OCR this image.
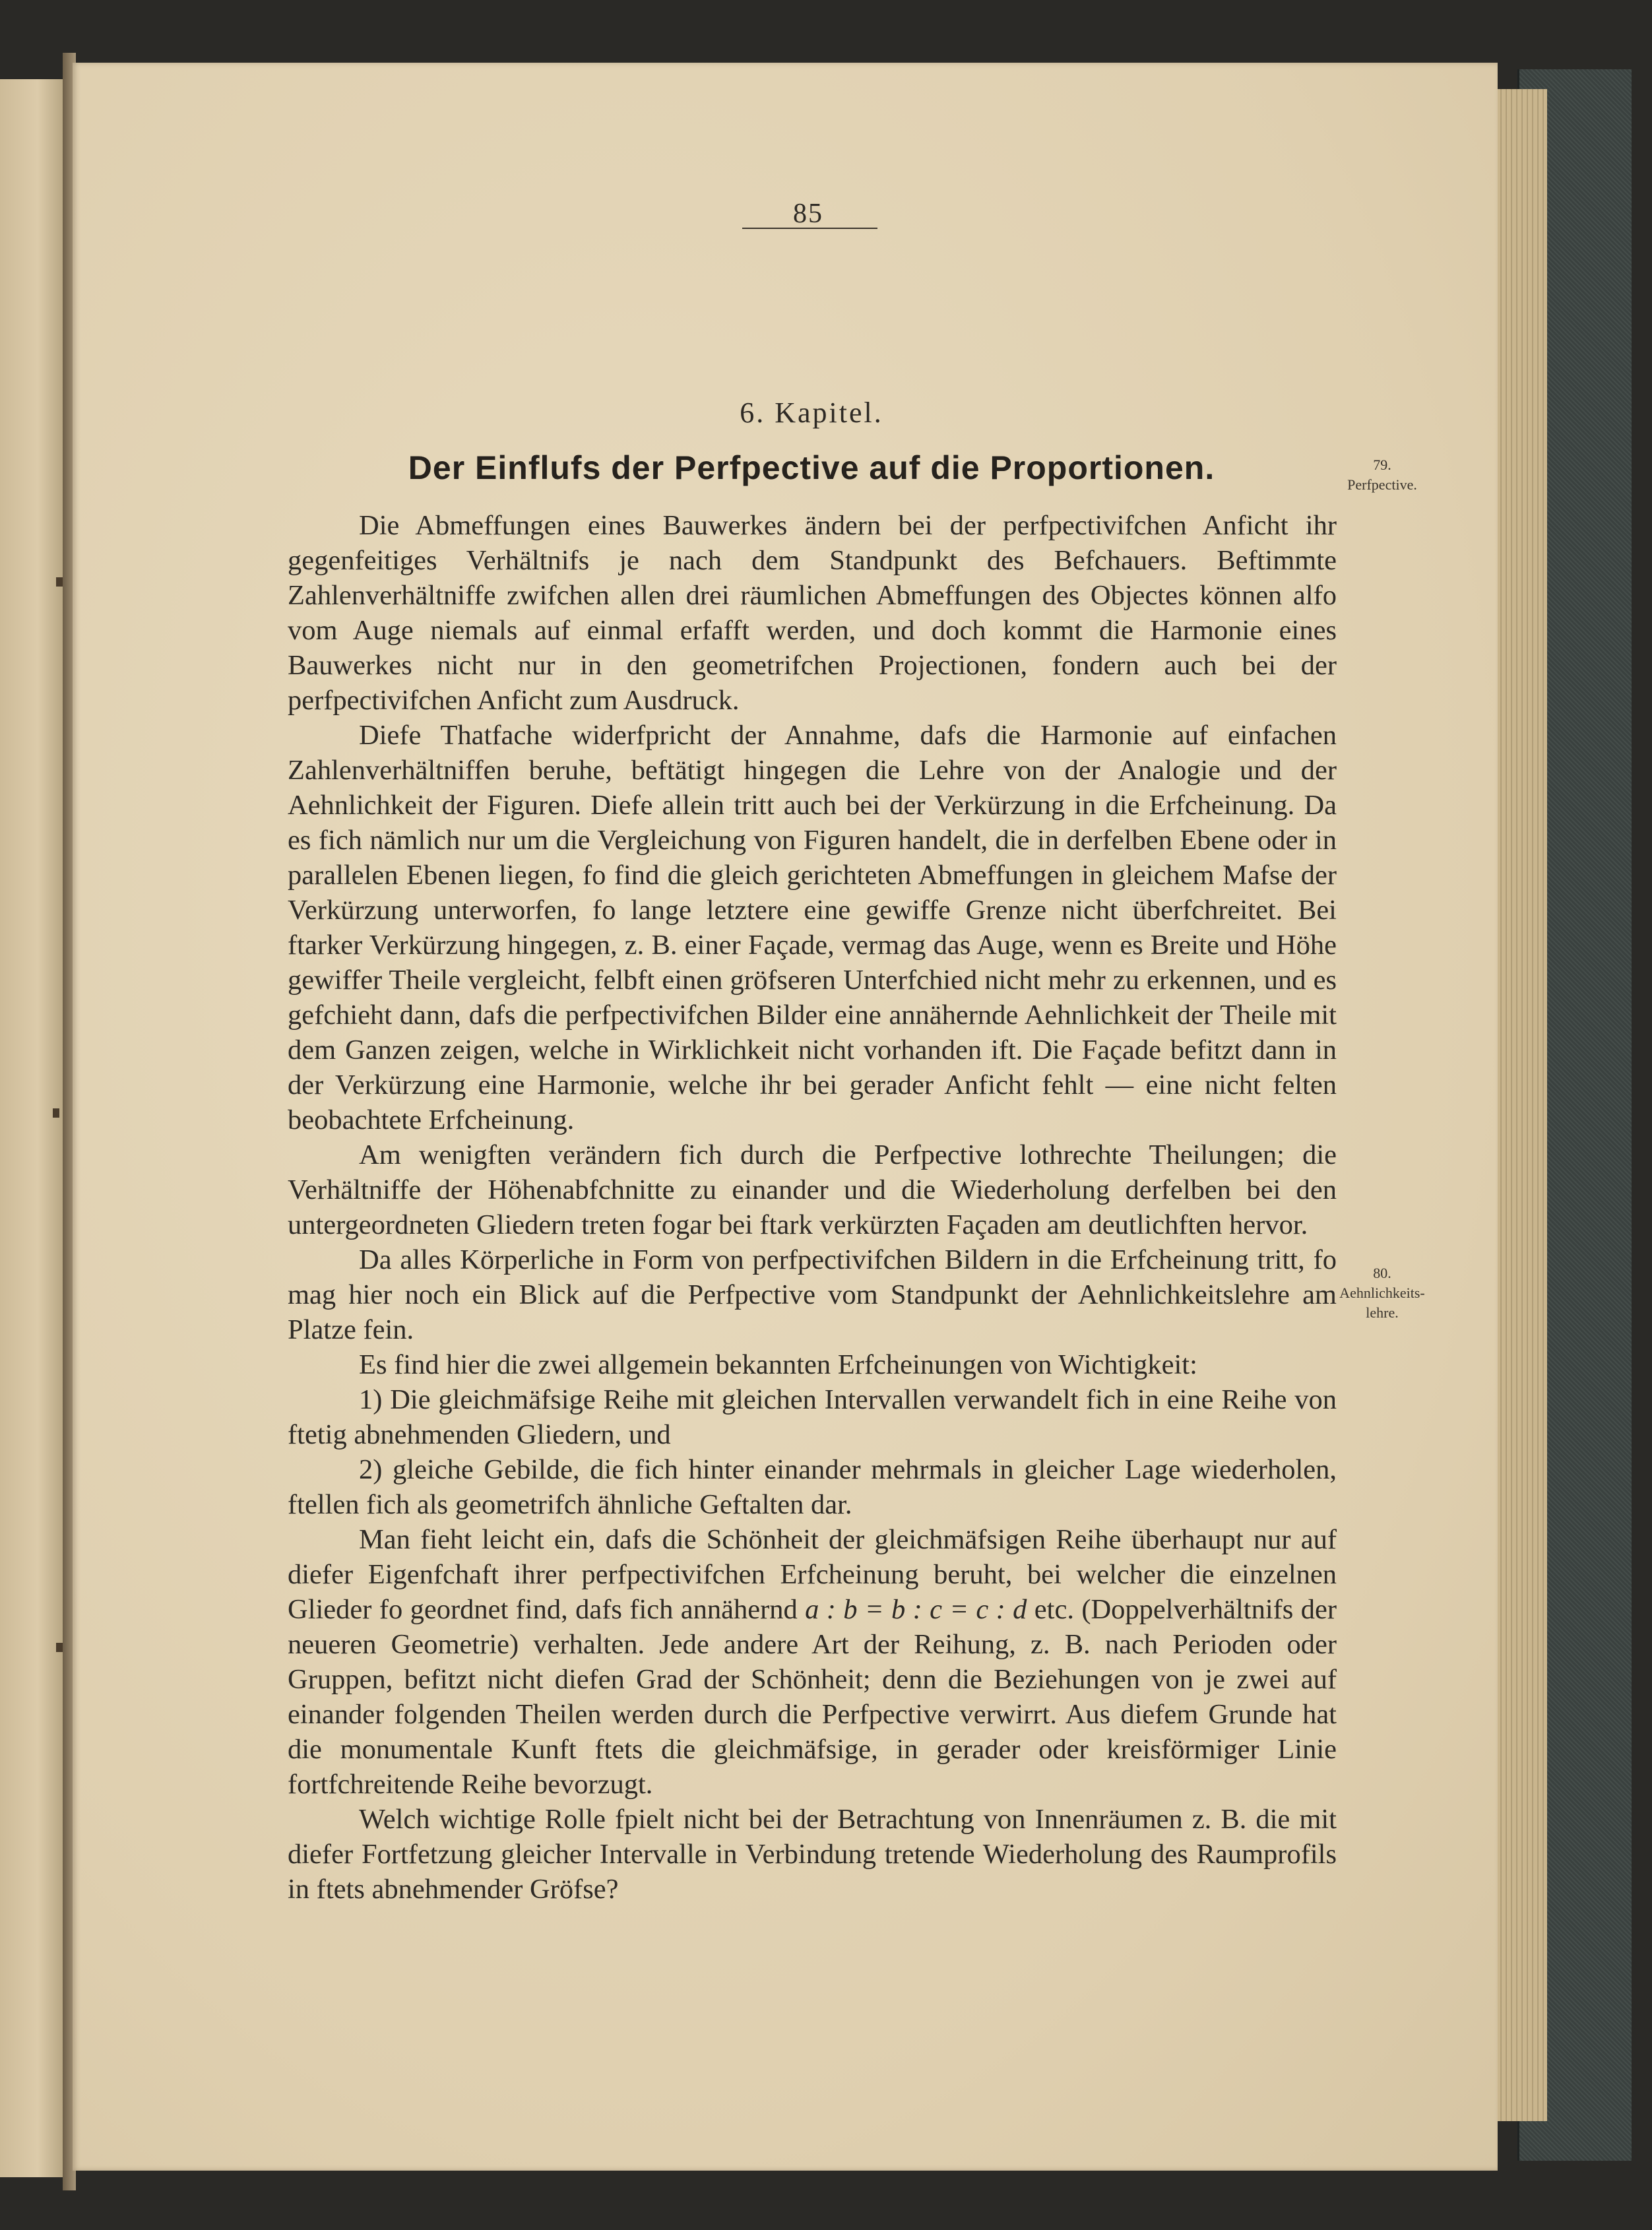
85
6. Kapitel.
Der Einflufs der Perfpective auf die Proportionen.	79.
Perfpective.
80.
Aehnlichkeits-
lehre.

Die Abmeffungen eines Bauwerkes ändern bei der perfpectivifchen Anficht ihr gegenfeitiges Verhältnifs je nach dem Standpunkt des Befchauers. Beftimmte Zahlenverhältniffe zwifchen allen drei räumlichen Abmeffungen des Objectes können alfo vom Auge niemals auf einmal erfafft werden, und doch kommt die Harmonie eines Bauwerkes nicht nur in den geometrifchen Projectionen, fondern auch bei der perfpectivifchen Anficht zum Ausdruck.

Diefe Thatfache widerfpricht der Annahme, dafs die Harmonie auf einfachen Zahlenverhältniffen beruhe, beftätigt hingegen die Lehre von der Analogie und der Aehnlichkeit der Figuren. Diefe allein tritt auch bei der Verkürzung in die Erfcheinung. Da es fich nämlich nur um die Vergleichung von Figuren handelt, die in derfelben Ebene oder in parallelen Ebenen liegen, fo find die gleich gerichteten Abmeffungen in gleichem Mafse der Verkürzung unterworfen, fo lange letztere eine gewiffe Grenze nicht überfchreitet. Bei ftarker Verkürzung hingegen, z. B. einer Façade, vermag das Auge, wenn es Breite und Höhe gewiffer Theile vergleicht, felbft einen gröfseren Unterfchied nicht mehr zu erkennen, und es gefchieht dann, dafs die perfpectivifchen Bilder eine annähernde Aehnlichkeit der Theile mit dem Ganzen zeigen, welche in Wirklichkeit nicht vorhanden ift. Die Façade befitzt dann in der Verkürzung eine Harmonie, welche ihr bei gerader Anficht fehlt — eine nicht felten beobachtete Erfcheinung.

Am wenigften verändern fich durch die Perfpective lothrechte Theilungen; die Verhältniffe der Höhenabfchnitte zu einander und die Wiederholung derfelben bei den untergeordneten Gliedern treten fogar bei ftark verkürzten Façaden am deutlichften hervor.

Da alles Körperliche in Form von perfpectivifchen Bildern in die Erfcheinung tritt, fo mag hier noch ein Blick auf die Perfpective vom Standpunkt der Aehnlichkeitslehre am Platze fein.

Es find hier die zwei allgemein bekannten Erfcheinungen von Wichtigkeit:

1) Die gleichmäfsige Reihe mit gleichen Intervallen verwandelt fich in eine Reihe von ftetig abnehmenden Gliedern, und

2) gleiche Gebilde, die fich hinter einander mehrmals in gleicher Lage wiederholen, ftellen fich als geometrifch ähnliche Geftalten dar.

Man fieht leicht ein, dafs die Schönheit der gleichmäfsigen Reihe überhaupt nur auf diefer Eigenfchaft ihrer perfpectivifchen Erfcheinung beruht, bei welcher die einzelnen Glieder fo geordnet find, dafs fich annähernd a : b = b : c = c : d etc. (Doppelverhältnifs der neueren Geometrie) verhalten. Jede andere Art der Reihung, z. B. nach Perioden oder Gruppen, befitzt nicht diefen Grad der Schönheit; denn die Beziehungen von je zwei auf einander folgenden Theilen werden durch die Perfpective verwirrt. Aus diefem Grunde hat die monumentale Kunft ftets die gleichmäfsige, in gerader oder kreisförmiger Linie fortfchreitende Reihe bevorzugt.

Welch wichtige Rolle fpielt nicht bei der Betrachtung von Innenräumen z. B. die mit diefer Fortfetzung gleicher Intervalle in Verbindung tretende Wiederholung des Raumprofils in ftets abnehmender Gröfse?
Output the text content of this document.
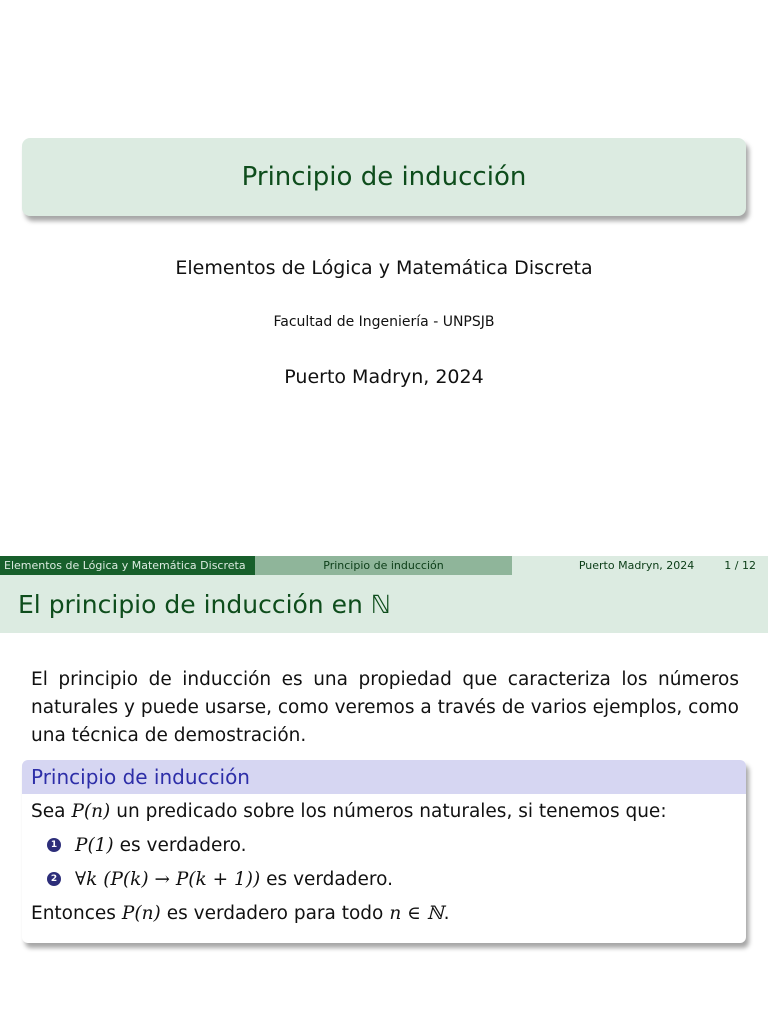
Principio de inducción
Elementos de Lógica y Matemática Discreta
Facultad de Ingeniería - UNPSJB
Puerto Madryn, 2024
Elementos de Lógica y Matemática Discreta	Principio de inducción	Puerto Madryn, 2024	1 / 12
El principio de inducción en ℕ
El principio de inducción es una propiedad que caracteriza los números naturales y puede usarse, como veremos a través de varios ejemplos, como una técnica de demostración.
Principio de inducción
Sea P(n) un predicado sobre los números naturales, si tenemos que:
1 P(1) es verdadero.
2 ∀k (P(k) → P(k + 1)) es verdadero.
Entonces P(n) es verdadero para todo n ∈ ℕ .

§ **Task objective**: Leaving out the pictures, repeat the data above exactly.

§ **Exercise response**:
OCR this image.
85
6. Kapitel.
Der Einflufs der Perfpective auf die Proportionen.	79.
Perfpective.
80.
Aehnlichkeits-
lehre.

Die Abmeffungen eines Bauwerkes ändern bei der perfpectivifchen Anficht ihr gegenfeitiges Verhältnifs je nach dem Standpunkt des Befchauers. Beftimmte Zahlenverhältniffe zwifchen allen drei räumlichen Abmeffungen des Objectes können alfo vom Auge niemals auf einmal erfafft werden, und doch kommt die Harmonie eines Bauwerkes nicht nur in den geometrifchen Projectionen, fondern auch bei der perfpectivifchen Anficht zum Ausdruck.

Diefe Thatfache widerfpricht der Annahme, dafs die Harmonie auf einfachen Zahlenverhältniffen beruhe, beftätigt hingegen die Lehre von der Analogie und der Aehnlichkeit der Figuren. Diefe allein tritt auch bei der Verkürzung in die Erfcheinung. Da es fich nämlich nur um die Vergleichung von Figuren handelt, die in derfelben Ebene oder in parallelen Ebenen liegen, fo find die gleich gerichteten Abmeffungen in gleichem Mafse der Verkürzung unterworfen, fo lange letztere eine gewiffe Grenze nicht überfchreitet. Bei ftarker Verkürzung hingegen, z. B. einer Façade, vermag das Auge, wenn es Breite und Höhe gewiffer Theile vergleicht, felbft einen gröfseren Unterfchied nicht mehr zu erkennen, und es gefchieht dann, dafs die perfpectivifchen Bilder eine annähernde Aehnlichkeit der Theile mit dem Ganzen zeigen, welche in Wirklichkeit nicht vorhanden ift. Die Façade befitzt dann in der Verkürzung eine Harmonie, welche ihr bei gerader Anficht fehlt — eine nicht felten beobachtete Erfcheinung.

Am wenigften verändern fich durch die Perfpective lothrechte Theilungen; die Verhältniffe der Höhenabfchnitte zu einander und die Wiederholung derfelben bei den untergeordneten Gliedern treten fogar bei ftark verkürzten Façaden am deutlichften hervor.

Da alles Körperliche in Form von perfpectivifchen Bildern in die Erfcheinung tritt, fo mag hier noch ein Blick auf die Perfpective vom Standpunkt der Aehnlichkeitslehre am Platze fein.

Es find hier die zwei allgemein bekannten Erfcheinungen von Wichtigkeit:

1) Die gleichmäfsige Reihe mit gleichen Intervallen verwandelt fich in eine Reihe von ftetig abnehmenden Gliedern, und

2) gleiche Gebilde, die fich hinter einander mehrmals in gleicher Lage wiederholen, ftellen fich als geometrifch ähnliche Geftalten dar.

Man fieht leicht ein, dafs die Schönheit der gleichmäfsigen Reihe überhaupt nur auf diefer Eigenfchaft ihrer perfpectivifchen Erfcheinung beruht, bei welcher die einzelnen Glieder fo geordnet find, dafs fich annähernd a : b = b : c = c : d etc. (Doppelverhältnifs der neueren Geometrie) verhalten. Jede andere Art der Reihung, z. B. nach Perioden oder Gruppen, befitzt nicht diefen Grad der Schönheit; denn die Beziehungen von je zwei auf einander folgenden Theilen werden durch die Perfpective verwirrt. Aus diefem Grunde hat die monumentale Kunft ftets die gleichmäfsige, in gerader oder kreisförmiger Linie fortfchreitende Reihe bevorzugt.

Welch wichtige Rolle fpielt nicht bei der Betrachtung von Innenräumen z. B. die mit diefer Fortfetzung gleicher Intervalle in Verbindung tretende Wiederholung des Raumprofils in ftets abnehmender Gröfse?
Output the text content of this document.
Principio de inducción
Elementos de Lógica y Matemática Discreta
Facultad de Ingeniería - UNPSJB
Puerto Madryn, 2024
Elementos de Lógica y Matemática Discreta	Principio de inducción	Puerto Madryn, 2024	1 / 12
El principio de inducción en ℕ
El principio de inducción es una propiedad que caracteriza los números naturales y puede usarse, como veremos a través de varios ejemplos, como una técnica de demostración.
Principio de inducción
Sea P(n) un predicado sobre los números naturales, si tenemos que:
1 P(1) es verdadero.
2 ∀k (P(k) → P(k + 1)) es verdadero.
Entonces P(n) es verdadero para todo n ∈ ℕ .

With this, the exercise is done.